## start Extracted records

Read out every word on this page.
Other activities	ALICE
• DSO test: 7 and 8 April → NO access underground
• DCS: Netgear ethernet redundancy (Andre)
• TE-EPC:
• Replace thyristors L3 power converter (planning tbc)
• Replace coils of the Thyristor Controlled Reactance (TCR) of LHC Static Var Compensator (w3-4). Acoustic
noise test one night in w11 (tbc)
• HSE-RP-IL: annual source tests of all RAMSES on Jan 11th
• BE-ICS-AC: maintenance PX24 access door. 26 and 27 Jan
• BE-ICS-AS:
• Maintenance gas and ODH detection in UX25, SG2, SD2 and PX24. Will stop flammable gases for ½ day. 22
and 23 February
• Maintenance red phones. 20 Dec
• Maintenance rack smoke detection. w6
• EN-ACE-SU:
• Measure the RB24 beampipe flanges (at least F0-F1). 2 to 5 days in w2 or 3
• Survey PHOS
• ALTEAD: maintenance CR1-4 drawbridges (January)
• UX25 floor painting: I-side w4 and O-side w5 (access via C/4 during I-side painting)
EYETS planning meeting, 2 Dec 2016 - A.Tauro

## end Extracted records

■ **Aim of the exercise**
Write out the entries in full, exactly as given.

■ **Response for this exercise**
Read out every word on this page.
Other activities	ALICE
• DSO test: 7 and 8 April → NO access underground
• DCS: Netgear ethernet redundancy (Andre)
• TE-EPC:
• Replace thyristors L3 power converter (planning tbc)
• Replace coils of the Thyristor Controlled Reactance (TCR) of LHC Static Var Compensator (w3-4). Acoustic
noise test one night in w11 (tbc)
• HSE-RP-IL: annual source tests of all RAMSES on Jan 11th
• BE-ICS-AC: maintenance PX24 access door. 26 and 27 Jan
• BE-ICS-AS:
• Maintenance gas and ODH detection in UX25, SG2, SD2 and PX24. Will stop flammable gases for ½ day. 22
and 23 February
• Maintenance red phones. 20 Dec
• Maintenance rack smoke detection. w6
• EN-ACE-SU:
• Measure the RB24 beampipe flanges (at least F0-F1). 2 to 5 days in w2 or 3
• Survey PHOS
• ALTEAD: maintenance CR1-4 drawbridges (January)
• UX25 floor painting: I-side w4 and O-side w5 (access via C/4 during I-side painting)
EYETS planning meeting, 2 Dec 2016 - A.Tauro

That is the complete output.